Would you output the whole listing below, exactly as it reads?

____ DATA ENTRIES

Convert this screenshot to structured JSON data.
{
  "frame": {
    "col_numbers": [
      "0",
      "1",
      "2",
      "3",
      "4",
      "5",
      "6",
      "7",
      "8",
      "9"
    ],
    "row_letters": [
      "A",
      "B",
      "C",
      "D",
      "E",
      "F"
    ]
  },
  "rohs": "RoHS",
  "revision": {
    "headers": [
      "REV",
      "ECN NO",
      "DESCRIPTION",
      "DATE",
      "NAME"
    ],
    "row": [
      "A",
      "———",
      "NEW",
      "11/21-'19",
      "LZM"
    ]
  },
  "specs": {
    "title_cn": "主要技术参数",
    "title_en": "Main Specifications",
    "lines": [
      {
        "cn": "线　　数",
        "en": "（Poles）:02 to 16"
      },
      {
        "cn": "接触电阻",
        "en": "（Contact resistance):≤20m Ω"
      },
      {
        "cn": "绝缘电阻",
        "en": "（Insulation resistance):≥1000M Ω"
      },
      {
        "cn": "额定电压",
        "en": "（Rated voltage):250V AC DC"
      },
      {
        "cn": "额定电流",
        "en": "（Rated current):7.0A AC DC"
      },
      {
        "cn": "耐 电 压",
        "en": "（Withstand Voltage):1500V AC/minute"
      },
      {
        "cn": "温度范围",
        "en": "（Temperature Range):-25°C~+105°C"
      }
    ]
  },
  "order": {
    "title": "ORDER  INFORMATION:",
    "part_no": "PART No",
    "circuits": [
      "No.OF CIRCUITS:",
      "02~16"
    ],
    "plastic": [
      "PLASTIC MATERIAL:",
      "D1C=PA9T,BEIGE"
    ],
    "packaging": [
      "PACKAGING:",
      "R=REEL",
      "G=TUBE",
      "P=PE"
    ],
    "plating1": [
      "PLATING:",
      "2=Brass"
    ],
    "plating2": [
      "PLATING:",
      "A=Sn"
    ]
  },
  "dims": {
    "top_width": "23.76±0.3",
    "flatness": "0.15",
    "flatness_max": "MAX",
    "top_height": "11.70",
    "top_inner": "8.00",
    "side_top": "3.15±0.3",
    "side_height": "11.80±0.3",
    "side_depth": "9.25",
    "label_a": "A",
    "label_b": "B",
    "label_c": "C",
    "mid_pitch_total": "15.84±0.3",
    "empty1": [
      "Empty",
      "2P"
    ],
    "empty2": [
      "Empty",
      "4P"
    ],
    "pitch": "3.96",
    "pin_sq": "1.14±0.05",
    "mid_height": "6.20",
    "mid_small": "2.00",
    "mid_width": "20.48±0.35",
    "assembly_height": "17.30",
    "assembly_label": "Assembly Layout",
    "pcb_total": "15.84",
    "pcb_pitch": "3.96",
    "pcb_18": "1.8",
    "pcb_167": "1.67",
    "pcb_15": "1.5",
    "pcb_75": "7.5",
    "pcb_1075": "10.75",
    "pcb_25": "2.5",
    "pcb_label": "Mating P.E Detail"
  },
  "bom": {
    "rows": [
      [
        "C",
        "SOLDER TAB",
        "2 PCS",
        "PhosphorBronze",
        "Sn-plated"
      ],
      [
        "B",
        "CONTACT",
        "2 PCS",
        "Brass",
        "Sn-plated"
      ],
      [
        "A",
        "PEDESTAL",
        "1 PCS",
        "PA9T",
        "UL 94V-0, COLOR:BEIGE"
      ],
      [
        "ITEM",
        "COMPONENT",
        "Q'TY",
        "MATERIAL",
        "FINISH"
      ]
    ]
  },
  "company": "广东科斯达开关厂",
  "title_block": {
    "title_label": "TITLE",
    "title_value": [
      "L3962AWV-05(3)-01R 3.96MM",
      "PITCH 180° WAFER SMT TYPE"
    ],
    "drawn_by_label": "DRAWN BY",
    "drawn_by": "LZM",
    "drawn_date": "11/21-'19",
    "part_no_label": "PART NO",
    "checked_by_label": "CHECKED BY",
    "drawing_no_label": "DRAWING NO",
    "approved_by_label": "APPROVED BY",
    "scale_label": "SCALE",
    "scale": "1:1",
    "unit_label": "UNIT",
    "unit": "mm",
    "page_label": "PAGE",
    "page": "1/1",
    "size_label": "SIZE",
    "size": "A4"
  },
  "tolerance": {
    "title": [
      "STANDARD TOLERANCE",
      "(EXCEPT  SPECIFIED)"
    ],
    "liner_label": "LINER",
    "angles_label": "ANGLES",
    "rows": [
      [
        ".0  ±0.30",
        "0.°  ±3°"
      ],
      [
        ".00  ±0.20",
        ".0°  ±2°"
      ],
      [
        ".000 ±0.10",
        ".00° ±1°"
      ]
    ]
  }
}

________

- **WRITTEN ANSWER**
Convert this screenshot to structured JSON data.
{
  "frame": {
    "col_numbers": [
      "0",
      "1",
      "2",
      "3",
      "4",
      "5",
      "6",
      "7",
      "8",
      "9"
    ],
    "row_letters": [
      "A",
      "B",
      "C",
      "D",
      "E",
      "F"
    ]
  },
  "rohs": "RoHS",
  "revision": {
    "headers": [
      "REV",
      "ECN NO",
      "DESCRIPTION",
      "DATE",
      "NAME"
    ],
    "row": [
      "A",
      "———",
      "NEW",
      "11/21-'19",
      "LZM"
    ]
  },
  "specs": {
    "title_cn": "主要技术参数",
    "title_en": "Main Specifications",
    "lines": [
      {
        "cn": "线　　数",
        "en": "（Poles）:02 to 16"
      },
      {
        "cn": "接触电阻",
        "en": "（Contact resistance):≤20m Ω"
      },
      {
        "cn": "绝缘电阻",
        "en": "（Insulation resistance):≥1000M Ω"
      },
      {
        "cn": "额定电压",
        "en": "（Rated voltage):250V AC DC"
      },
      {
        "cn": "额定电流",
        "en": "（Rated current):7.0A AC DC"
      },
      {
        "cn": "耐 电 压",
        "en": "（Withstand Voltage):1500V AC/minute"
      },
      {
        "cn": "温度范围",
        "en": "（Temperature Range):-25°C~+105°C"
      }
    ]
  },
  "order": {
    "title": "ORDER  INFORMATION:",
    "part_no": "PART No",
    "circuits": [
      "No.OF CIRCUITS:",
      "02~16"
    ],
    "plastic": [
      "PLASTIC MATERIAL:",
      "D1C=PA9T,BEIGE"
    ],
    "packaging": [
      "PACKAGING:",
      "R=REEL",
      "G=TUBE",
      "P=PE"
    ],
    "plating1": [
      "PLATING:",
      "2=Brass"
    ],
    "plating2": [
      "PLATING:",
      "A=Sn"
    ]
  },
  "dims": {
    "top_width": "23.76±0.3",
    "flatness": "0.15",
    "flatness_max": "MAX",
    "top_height": "11.70",
    "top_inner": "8.00",
    "side_top": "3.15±0.3",
    "side_height": "11.80±0.3",
    "side_depth": "9.25",
    "label_a": "A",
    "label_b": "B",
    "label_c": "C",
    "mid_pitch_total": "15.84±0.3",
    "empty1": [
      "Empty",
      "2P"
    ],
    "empty2": [
      "Empty",
      "4P"
    ],
    "pitch": "3.96",
    "pin_sq": "1.14±0.05",
    "mid_height": "6.20",
    "mid_small": "2.00",
    "mid_width": "20.48±0.35",
    "assembly_height": "17.30",
    "assembly_label": "Assembly Layout",
    "pcb_total": "15.84",
    "pcb_pitch": "3.96",
    "pcb_18": "1.8",
    "pcb_167": "1.67",
    "pcb_15": "1.5",
    "pcb_75": "7.5",
    "pcb_1075": "10.75",
    "pcb_25": "2.5",
    "pcb_label": "Mating P.E Detail"
  },
  "bom": {
    "rows": [
      [
        "C",
        "SOLDER TAB",
        "2 PCS",
        "PhosphorBronze",
        "Sn-plated"
      ],
      [
        "B",
        "CONTACT",
        "2 PCS",
        "Brass",
        "Sn-plated"
      ],
      [
        "A",
        "PEDESTAL",
        "1 PCS",
        "PA9T",
        "UL 94V-0, COLOR:BEIGE"
      ],
      [
        "ITEM",
        "COMPONENT",
        "Q'TY",
        "MATERIAL",
        "FINISH"
      ]
    ]
  },
  "company": "广东科斯达开关厂",
  "title_block": {
    "title_label": "TITLE",
    "title_value": [
      "L3962AWV-05(3)-01R 3.96MM",
      "PITCH 180° WAFER SMT TYPE"
    ],
    "drawn_by_label": "DRAWN BY",
    "drawn_by": "LZM",
    "drawn_date": "11/21-'19",
    "part_no_label": "PART NO",
    "checked_by_label": "CHECKED BY",
    "drawing_no_label": "DRAWING NO",
    "approved_by_label": "APPROVED BY",
    "scale_label": "SCALE",
    "scale": "1:1",
    "unit_label": "UNIT",
    "unit": "mm",
    "page_label": "PAGE",
    "page": "1/1",
    "size_label": "SIZE",
    "size": "A4"
  },
  "tolerance": {
    "title": [
      "STANDARD TOLERANCE",
      "(EXCEPT  SPECIFIED)"
    ],
    "liner_label": "LINER",
    "angles_label": "ANGLES",
    "rows": [
      [
        ".0  ±0.30",
        "0.°  ±3°"
      ],
      [
        ".00  ±0.20",
        ".0°  ±2°"
      ],
      [
        ".000 ±0.10",
        ".00° ±1°"
      ]
    ]
  }
}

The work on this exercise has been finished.